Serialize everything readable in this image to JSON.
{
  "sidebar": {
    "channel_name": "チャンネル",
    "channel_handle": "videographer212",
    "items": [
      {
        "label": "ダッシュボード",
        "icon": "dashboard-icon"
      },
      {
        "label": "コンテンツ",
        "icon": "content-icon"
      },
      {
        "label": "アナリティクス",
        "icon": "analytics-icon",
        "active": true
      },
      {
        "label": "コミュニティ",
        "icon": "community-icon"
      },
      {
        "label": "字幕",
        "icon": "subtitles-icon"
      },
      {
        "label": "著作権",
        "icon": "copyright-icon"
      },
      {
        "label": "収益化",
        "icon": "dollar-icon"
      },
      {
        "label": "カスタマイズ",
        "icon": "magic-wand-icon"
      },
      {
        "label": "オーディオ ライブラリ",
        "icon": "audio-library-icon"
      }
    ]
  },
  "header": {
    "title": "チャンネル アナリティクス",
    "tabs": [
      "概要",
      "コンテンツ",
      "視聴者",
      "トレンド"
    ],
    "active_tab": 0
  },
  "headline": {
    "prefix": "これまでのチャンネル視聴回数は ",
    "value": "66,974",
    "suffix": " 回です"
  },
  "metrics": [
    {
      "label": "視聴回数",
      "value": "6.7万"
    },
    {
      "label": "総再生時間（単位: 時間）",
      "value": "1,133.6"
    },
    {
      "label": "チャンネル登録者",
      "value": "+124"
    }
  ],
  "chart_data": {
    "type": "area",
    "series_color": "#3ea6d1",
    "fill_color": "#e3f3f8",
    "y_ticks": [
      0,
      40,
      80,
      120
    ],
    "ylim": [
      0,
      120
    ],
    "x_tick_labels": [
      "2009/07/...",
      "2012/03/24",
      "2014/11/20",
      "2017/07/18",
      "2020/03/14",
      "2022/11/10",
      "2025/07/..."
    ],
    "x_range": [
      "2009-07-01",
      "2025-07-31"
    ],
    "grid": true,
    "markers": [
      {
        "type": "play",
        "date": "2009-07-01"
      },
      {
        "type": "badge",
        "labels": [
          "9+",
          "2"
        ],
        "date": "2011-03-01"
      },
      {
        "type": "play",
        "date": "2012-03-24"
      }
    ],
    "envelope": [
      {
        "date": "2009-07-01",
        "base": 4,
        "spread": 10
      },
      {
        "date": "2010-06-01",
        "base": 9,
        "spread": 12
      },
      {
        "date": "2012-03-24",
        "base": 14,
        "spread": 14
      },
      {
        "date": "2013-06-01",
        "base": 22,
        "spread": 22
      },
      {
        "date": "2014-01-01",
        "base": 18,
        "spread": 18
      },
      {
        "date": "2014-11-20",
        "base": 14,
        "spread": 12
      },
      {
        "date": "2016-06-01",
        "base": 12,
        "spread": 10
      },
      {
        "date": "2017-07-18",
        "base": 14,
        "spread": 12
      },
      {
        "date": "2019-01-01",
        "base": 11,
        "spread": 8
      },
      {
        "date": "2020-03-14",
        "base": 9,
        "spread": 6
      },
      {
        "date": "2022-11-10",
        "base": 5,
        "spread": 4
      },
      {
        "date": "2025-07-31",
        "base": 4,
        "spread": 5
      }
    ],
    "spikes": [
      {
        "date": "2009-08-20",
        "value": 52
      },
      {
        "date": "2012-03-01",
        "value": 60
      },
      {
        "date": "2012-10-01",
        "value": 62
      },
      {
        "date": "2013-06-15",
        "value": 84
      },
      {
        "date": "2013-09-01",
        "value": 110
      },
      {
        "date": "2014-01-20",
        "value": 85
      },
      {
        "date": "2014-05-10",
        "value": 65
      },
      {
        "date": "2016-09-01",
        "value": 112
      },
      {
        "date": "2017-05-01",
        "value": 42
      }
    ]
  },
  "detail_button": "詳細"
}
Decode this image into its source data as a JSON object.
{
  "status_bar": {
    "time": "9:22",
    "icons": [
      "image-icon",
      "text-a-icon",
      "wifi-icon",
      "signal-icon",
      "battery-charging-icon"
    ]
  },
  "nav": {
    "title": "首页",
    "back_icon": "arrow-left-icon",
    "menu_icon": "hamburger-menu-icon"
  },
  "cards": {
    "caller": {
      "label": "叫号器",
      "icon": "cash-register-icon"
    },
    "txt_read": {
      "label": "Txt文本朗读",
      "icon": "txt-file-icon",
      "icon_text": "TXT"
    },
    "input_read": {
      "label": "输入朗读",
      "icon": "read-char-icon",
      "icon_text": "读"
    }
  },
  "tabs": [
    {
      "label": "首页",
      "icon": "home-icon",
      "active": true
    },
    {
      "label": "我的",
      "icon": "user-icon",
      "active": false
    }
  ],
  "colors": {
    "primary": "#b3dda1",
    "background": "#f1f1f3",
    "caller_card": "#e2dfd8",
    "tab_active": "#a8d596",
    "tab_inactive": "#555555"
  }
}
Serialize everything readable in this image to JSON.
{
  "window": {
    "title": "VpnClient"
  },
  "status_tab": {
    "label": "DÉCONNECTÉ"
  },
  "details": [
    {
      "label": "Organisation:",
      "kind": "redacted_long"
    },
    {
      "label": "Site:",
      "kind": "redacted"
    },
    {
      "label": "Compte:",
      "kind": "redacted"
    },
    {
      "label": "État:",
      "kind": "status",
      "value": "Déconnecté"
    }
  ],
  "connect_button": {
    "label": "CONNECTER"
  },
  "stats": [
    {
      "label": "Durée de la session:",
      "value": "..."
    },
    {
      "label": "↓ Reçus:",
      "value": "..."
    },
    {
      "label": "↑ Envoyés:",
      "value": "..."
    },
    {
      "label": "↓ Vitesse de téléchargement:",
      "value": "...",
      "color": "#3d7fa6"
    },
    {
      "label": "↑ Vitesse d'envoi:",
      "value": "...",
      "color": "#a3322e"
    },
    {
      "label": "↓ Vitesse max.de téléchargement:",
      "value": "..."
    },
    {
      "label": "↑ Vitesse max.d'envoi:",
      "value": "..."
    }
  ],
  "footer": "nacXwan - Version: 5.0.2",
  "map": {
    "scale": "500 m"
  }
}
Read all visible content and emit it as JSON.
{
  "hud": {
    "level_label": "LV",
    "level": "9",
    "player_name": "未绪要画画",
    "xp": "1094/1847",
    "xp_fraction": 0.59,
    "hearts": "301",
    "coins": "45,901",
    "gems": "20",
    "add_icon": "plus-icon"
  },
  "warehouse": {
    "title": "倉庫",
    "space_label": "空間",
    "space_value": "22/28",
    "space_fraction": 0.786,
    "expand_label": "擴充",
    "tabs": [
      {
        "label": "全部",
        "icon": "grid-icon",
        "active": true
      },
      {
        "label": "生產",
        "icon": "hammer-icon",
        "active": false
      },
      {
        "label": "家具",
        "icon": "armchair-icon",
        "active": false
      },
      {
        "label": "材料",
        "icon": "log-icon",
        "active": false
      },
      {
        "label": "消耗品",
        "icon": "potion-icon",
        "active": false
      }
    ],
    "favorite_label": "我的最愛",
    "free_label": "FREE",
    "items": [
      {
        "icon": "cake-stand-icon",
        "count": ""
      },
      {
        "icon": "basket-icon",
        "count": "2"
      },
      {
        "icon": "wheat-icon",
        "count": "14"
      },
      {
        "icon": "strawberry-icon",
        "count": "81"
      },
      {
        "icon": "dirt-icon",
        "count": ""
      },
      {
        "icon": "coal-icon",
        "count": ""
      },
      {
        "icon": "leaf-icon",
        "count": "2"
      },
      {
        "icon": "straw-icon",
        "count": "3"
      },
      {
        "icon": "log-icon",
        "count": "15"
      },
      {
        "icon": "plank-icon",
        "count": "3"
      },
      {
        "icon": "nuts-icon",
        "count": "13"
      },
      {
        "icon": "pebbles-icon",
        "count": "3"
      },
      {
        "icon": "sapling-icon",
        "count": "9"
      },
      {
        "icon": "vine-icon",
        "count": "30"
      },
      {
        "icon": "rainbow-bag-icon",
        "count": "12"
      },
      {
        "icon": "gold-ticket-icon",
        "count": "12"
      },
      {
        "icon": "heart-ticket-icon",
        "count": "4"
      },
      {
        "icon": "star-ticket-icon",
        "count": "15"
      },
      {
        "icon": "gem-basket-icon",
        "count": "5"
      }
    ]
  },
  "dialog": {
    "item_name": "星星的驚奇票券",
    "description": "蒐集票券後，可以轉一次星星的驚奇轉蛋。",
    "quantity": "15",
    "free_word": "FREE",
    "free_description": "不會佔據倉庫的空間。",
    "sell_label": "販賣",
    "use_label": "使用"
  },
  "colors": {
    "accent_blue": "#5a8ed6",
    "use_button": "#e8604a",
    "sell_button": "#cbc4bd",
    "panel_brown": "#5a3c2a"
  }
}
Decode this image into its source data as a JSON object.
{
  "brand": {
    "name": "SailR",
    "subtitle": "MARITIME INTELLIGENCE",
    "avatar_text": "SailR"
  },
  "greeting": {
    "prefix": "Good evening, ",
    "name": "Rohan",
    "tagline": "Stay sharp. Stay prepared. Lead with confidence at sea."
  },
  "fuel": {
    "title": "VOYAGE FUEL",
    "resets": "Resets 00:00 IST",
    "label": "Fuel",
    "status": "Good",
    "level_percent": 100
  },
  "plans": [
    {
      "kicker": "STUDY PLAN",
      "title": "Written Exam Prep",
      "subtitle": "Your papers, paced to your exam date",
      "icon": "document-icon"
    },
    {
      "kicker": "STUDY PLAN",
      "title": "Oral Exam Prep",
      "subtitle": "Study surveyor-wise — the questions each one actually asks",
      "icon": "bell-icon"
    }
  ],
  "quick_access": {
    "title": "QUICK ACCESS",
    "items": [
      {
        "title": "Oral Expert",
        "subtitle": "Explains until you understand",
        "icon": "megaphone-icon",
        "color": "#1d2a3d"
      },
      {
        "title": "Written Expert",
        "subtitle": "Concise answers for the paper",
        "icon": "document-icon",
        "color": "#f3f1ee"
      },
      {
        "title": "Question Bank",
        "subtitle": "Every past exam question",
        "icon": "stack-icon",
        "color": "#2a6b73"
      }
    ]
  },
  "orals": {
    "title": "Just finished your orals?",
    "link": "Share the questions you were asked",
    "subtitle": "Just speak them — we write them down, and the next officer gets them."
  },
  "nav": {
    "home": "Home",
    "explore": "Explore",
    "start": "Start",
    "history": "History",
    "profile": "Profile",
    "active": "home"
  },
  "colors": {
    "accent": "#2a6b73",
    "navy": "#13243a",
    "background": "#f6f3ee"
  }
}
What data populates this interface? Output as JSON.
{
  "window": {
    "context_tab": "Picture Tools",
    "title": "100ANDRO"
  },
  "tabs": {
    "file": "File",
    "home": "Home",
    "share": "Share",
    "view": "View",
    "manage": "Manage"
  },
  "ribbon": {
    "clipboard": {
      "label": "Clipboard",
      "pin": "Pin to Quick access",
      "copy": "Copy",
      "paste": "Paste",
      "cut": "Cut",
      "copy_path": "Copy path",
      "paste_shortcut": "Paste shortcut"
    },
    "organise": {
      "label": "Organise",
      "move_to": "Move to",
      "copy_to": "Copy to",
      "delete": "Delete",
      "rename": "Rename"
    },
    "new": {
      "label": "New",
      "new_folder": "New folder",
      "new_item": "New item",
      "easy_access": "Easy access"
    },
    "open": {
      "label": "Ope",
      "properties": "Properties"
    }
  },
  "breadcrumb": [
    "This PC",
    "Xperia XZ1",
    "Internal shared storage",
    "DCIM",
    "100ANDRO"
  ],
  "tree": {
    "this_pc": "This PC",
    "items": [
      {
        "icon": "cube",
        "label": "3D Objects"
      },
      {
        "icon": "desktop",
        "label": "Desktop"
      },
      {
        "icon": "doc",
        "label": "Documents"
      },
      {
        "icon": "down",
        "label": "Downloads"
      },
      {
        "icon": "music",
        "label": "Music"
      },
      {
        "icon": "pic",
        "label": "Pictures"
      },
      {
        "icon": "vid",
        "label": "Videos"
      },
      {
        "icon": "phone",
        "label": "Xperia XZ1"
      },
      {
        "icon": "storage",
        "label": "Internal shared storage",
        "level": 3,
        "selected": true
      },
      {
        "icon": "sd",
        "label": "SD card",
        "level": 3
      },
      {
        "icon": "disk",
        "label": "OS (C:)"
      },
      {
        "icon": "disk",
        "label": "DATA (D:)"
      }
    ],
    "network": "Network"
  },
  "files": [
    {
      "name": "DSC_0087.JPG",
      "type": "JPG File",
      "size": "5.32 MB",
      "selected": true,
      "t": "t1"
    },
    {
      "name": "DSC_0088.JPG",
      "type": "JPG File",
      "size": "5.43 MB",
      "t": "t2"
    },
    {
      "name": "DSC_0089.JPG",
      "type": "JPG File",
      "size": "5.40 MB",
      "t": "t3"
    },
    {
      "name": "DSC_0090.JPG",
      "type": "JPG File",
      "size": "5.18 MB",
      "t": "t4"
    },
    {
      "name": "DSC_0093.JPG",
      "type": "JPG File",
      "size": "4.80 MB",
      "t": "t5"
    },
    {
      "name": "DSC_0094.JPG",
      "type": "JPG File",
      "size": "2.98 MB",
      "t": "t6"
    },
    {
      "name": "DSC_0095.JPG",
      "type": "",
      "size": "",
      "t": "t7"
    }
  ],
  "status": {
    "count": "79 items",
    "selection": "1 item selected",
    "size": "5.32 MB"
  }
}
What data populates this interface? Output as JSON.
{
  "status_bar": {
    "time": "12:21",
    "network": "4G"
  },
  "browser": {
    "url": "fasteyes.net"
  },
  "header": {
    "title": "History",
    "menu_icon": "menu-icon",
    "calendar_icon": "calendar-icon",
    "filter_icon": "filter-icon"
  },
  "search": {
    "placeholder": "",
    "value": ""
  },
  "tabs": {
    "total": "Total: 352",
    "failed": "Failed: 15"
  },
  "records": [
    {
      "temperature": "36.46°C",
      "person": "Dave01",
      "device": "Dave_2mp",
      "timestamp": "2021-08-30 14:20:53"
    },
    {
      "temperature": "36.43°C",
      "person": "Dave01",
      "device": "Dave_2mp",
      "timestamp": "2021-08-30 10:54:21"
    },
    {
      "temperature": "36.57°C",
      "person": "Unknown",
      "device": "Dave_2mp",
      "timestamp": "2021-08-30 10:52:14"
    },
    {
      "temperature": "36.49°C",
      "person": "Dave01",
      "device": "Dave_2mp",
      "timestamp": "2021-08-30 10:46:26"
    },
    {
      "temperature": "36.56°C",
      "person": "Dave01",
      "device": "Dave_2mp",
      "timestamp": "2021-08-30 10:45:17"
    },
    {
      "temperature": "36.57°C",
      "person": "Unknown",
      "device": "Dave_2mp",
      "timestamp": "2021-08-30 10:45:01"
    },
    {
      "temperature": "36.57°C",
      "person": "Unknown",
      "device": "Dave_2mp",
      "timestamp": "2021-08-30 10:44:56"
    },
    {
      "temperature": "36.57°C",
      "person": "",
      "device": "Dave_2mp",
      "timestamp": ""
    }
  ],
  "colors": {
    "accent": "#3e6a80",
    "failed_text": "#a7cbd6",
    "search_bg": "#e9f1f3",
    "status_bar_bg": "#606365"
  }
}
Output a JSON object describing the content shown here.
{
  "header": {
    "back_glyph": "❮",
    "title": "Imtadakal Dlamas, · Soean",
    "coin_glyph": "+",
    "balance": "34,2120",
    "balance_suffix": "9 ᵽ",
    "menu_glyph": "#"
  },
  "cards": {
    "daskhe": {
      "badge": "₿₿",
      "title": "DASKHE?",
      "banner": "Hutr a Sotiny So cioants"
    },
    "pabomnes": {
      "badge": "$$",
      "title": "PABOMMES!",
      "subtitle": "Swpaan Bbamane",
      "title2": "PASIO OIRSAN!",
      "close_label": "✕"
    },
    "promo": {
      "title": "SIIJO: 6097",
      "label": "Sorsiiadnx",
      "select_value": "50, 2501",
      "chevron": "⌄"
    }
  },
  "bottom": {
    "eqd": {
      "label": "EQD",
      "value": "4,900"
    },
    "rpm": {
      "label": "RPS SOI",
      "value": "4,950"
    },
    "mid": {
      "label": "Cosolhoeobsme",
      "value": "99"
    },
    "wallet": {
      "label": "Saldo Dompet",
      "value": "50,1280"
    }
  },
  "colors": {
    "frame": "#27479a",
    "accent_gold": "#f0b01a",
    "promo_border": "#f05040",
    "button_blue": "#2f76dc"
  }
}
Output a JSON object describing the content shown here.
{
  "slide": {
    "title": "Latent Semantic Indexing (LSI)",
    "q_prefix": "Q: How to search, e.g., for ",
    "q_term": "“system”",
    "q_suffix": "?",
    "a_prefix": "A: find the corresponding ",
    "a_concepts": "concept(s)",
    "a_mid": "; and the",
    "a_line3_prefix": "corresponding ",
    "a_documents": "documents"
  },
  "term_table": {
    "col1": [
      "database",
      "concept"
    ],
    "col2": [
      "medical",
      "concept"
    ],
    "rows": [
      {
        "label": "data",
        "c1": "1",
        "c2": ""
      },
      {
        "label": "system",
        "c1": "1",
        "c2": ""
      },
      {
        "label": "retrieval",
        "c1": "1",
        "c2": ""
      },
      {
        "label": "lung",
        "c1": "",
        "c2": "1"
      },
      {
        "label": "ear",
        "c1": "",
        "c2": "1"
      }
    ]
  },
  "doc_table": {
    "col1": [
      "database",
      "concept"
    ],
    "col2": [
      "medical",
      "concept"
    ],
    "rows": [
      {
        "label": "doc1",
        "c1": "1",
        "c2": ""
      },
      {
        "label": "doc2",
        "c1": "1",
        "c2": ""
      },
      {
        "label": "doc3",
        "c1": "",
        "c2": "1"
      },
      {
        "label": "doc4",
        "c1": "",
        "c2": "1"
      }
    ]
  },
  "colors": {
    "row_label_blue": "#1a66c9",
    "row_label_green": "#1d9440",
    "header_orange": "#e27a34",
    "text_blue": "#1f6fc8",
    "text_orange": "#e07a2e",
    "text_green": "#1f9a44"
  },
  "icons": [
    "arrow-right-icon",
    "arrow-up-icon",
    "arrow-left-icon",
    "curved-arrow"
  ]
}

━━━━━━━━━━━━━━━━

• **Your objective**
State how many lines in the entries above include the word "arrow"; reply with the number alone.

• **Output below**
5